Stated task 1:
Copy out the listing's lines from the one containing "line-number: 32 [12,93,27,107]" through the one containing "code-token: )) [795,333,817,347]", including both of those lines.

Text provided:
_ _ _ _ _ _ _

# Your favorite Piano Quintet!



## micro

This is just a quick poll of your favorite piano quintet work!


----------



## mmsbls

Piano quintets are among my favorite genres, and there are so many wonderful examples. On another thread (not involving a poll) I had Schubert's as my favorite, but I listed all but the Medtner and Schnittke above as among my favorites. I have recently come to enjoy the Schnittke as well. I'm not sure I've heard the Medtner so I must do that soon since I love many of his piano works.


----------



## starthrower

Ernest Bloch's 1st quintet

Shosty's is pretty good too. I'll hear it live Thursday night by the Borromeo's. Not sure who the pianist is?


----------



## Bulldog

Dvorak's is my top pick; also selected Mozart, Shostakovich, Taneyev and Medtner.


----------



## Pugg

Mozart, Schubert and Brahms. in that order if I must make a choice.


----------



## KenOC

For me, Mozart's Quintet for Piano and Winds k.452, and Shostakovich's. Beethoven's is in there too, and Dvorak... Oops, forgot Schumann!


----------



## micro

Weird no one chose Franck's work so far. It's 2nd movement is one of the most heartbreaking chamber music pieces I've ever heard. I recommend it to anyone who never listened to it before.

The 2nd movement starts at 16:06


----------



## joen_cph

Quite a lot those, and on top of my head also the quite unique one by Rochberg, for example.

But there are many more, cf. for instance https://en.wikipedia.org/wiki/Piano_quintet


----------



## Avey

I went with Bartok.

_ _ _ _ _ _ _

Listed entries:
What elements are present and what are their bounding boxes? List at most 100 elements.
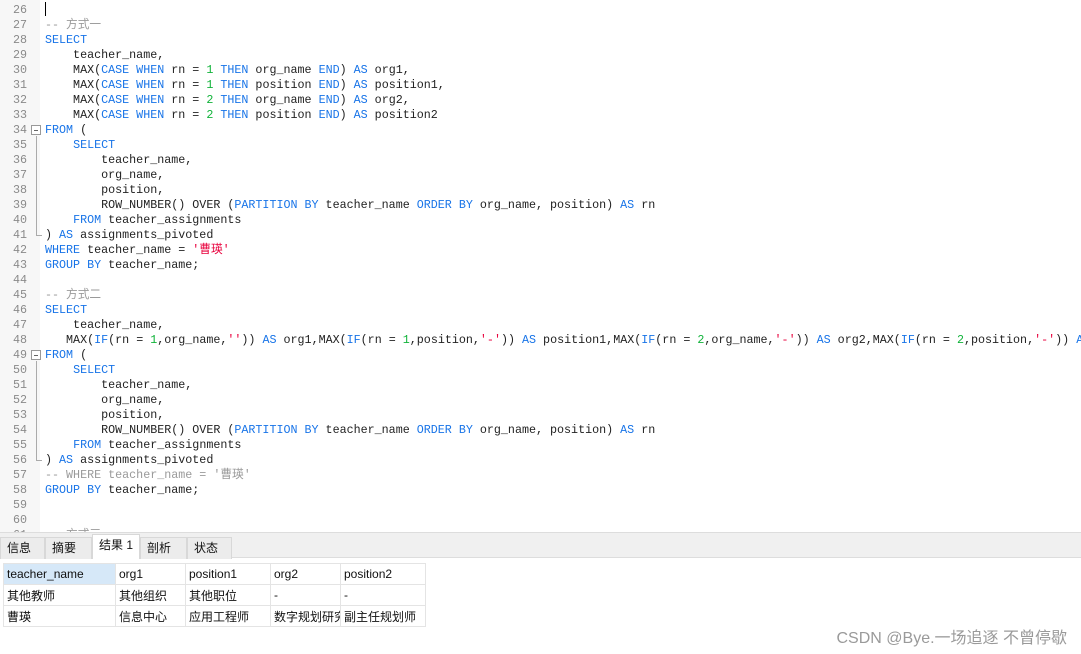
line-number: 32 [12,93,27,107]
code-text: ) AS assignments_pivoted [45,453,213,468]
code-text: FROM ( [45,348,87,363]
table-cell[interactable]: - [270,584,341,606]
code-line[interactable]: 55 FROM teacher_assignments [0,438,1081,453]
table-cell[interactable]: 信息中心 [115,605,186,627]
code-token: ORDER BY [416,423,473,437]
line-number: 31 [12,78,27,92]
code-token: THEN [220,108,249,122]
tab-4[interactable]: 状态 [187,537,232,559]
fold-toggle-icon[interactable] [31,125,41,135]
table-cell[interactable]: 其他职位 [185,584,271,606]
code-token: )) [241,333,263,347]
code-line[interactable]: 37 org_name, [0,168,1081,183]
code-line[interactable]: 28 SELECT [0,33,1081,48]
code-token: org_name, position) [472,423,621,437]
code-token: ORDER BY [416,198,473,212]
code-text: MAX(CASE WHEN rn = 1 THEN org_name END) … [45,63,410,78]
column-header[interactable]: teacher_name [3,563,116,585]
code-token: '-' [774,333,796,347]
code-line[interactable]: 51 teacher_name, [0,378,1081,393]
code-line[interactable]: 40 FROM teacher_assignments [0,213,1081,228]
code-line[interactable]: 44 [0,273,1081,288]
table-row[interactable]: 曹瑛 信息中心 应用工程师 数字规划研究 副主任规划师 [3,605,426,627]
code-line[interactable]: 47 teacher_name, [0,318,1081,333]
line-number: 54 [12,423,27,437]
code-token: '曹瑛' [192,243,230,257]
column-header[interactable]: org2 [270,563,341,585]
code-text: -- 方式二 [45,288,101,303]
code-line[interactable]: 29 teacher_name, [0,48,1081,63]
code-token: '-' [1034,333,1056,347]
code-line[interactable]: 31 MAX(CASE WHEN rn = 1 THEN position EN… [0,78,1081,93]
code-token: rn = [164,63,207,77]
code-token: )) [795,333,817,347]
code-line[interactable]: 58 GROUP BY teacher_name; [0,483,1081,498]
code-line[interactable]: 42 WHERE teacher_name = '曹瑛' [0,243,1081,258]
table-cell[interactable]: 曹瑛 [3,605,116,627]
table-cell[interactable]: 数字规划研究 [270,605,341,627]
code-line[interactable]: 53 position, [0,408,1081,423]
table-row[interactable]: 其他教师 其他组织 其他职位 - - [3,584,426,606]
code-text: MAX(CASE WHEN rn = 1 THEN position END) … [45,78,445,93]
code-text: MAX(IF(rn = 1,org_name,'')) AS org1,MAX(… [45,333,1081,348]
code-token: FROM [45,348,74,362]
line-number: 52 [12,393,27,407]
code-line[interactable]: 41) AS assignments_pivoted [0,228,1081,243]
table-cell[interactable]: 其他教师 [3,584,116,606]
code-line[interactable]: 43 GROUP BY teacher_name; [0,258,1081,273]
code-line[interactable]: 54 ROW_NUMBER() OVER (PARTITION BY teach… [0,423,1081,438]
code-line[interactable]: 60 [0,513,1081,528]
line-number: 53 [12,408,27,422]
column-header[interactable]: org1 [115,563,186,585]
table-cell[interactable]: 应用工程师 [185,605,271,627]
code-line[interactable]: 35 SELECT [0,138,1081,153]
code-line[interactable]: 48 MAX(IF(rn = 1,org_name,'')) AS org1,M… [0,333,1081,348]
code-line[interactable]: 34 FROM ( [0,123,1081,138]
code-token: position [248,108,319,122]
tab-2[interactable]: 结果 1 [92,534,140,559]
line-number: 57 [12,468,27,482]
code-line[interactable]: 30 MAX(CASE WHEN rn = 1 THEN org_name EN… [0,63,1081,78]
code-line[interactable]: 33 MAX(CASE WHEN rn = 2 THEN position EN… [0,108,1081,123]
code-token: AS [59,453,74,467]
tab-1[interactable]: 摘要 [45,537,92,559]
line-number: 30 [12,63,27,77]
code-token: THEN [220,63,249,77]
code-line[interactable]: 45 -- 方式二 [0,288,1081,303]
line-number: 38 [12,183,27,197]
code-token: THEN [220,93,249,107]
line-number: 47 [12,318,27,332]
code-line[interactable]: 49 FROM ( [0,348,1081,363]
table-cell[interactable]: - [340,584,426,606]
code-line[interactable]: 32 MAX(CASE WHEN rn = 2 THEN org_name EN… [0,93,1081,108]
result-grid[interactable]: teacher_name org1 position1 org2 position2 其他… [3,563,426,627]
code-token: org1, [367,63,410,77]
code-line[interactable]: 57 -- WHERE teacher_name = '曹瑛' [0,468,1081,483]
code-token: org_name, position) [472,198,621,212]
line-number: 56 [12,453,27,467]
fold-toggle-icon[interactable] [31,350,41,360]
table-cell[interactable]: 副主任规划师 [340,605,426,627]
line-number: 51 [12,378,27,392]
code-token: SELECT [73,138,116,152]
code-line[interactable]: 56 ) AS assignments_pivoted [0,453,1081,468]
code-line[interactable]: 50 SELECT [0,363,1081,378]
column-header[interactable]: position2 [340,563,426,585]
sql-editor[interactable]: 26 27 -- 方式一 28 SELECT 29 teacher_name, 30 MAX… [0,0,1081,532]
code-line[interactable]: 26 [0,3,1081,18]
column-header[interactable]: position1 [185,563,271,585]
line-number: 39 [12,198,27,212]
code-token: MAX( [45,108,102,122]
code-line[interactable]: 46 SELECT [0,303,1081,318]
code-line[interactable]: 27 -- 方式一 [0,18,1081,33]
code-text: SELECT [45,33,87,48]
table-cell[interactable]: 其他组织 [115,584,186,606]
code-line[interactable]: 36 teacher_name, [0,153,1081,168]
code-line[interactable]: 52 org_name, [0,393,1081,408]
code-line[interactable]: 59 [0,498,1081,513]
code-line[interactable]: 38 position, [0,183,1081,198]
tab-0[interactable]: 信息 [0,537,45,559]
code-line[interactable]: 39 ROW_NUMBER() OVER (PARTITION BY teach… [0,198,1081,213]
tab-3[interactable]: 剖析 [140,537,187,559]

_ _ _ _ _ _ _

Stated task 2:
Name each person who posts in the thread about favorite piano quintets, listing each username only once.

Complete output 1:
line-number: 32 [12,93,27,107]
code-text: ) AS assignments_pivoted [45,453,213,468]
code-text: FROM ( [45,348,87,363]
table-cell[interactable]: - [270,584,341,606]
code-line[interactable]: 55 FROM teacher_assignments [0,438,1081,453]
table-cell[interactable]: 信息中心 [115,605,186,627]
code-token: ORDER BY [416,423,473,437]
line-number: 31 [12,78,27,92]
code-token: THEN [220,108,249,122]
tab-4[interactable]: 状态 [187,537,232,559]
fold-toggle-icon[interactable] [31,125,41,135]
table-cell[interactable]: 其他职位 [185,584,271,606]
code-token: )) [241,333,263,347]
code-line[interactable]: 37 org_name, [0,168,1081,183]
code-line[interactable]: 28 SELECT [0,33,1081,48]
code-token: org_name, position) [472,423,621,437]
code-token: ORDER BY [416,198,473,212]
code-text: MAX(CASE WHEN rn = 1 THEN org_name END) … [45,63,410,78]
column-header[interactable]: teacher_name [3,563,116,585]
code-token: '-' [774,333,796,347]
code-line[interactable]: 51 teacher_name, [0,378,1081,393]
code-line[interactable]: 40 FROM teacher_assignments [0,213,1081,228]
code-line[interactable]: 44 [0,273,1081,288]
table-row[interactable]: 曹瑛 信息中心 应用工程师 数字规划研究 副主任规划师 [3,605,426,627]
code-line[interactable]: 47 teacher_name, [0,318,1081,333]
line-number: 54 [12,423,27,437]
code-token: '曹瑛' [192,243,230,257]
column-header[interactable]: org2 [270,563,341,585]
code-text: -- 方式二 [45,288,101,303]
code-line[interactable]: 29 teacher_name, [0,48,1081,63]
code-token: '-' [1034,333,1056,347]
code-line[interactable]: 31 MAX(CASE WHEN rn = 1 THEN position EN… [0,78,1081,93]
code-token: rn = [164,63,207,77]
code-token: )) [795,333,817,347]

Complete output 2:
micro
mmsbls
starthrower
Bulldog
Pugg
KenOC
joen_cph
Avey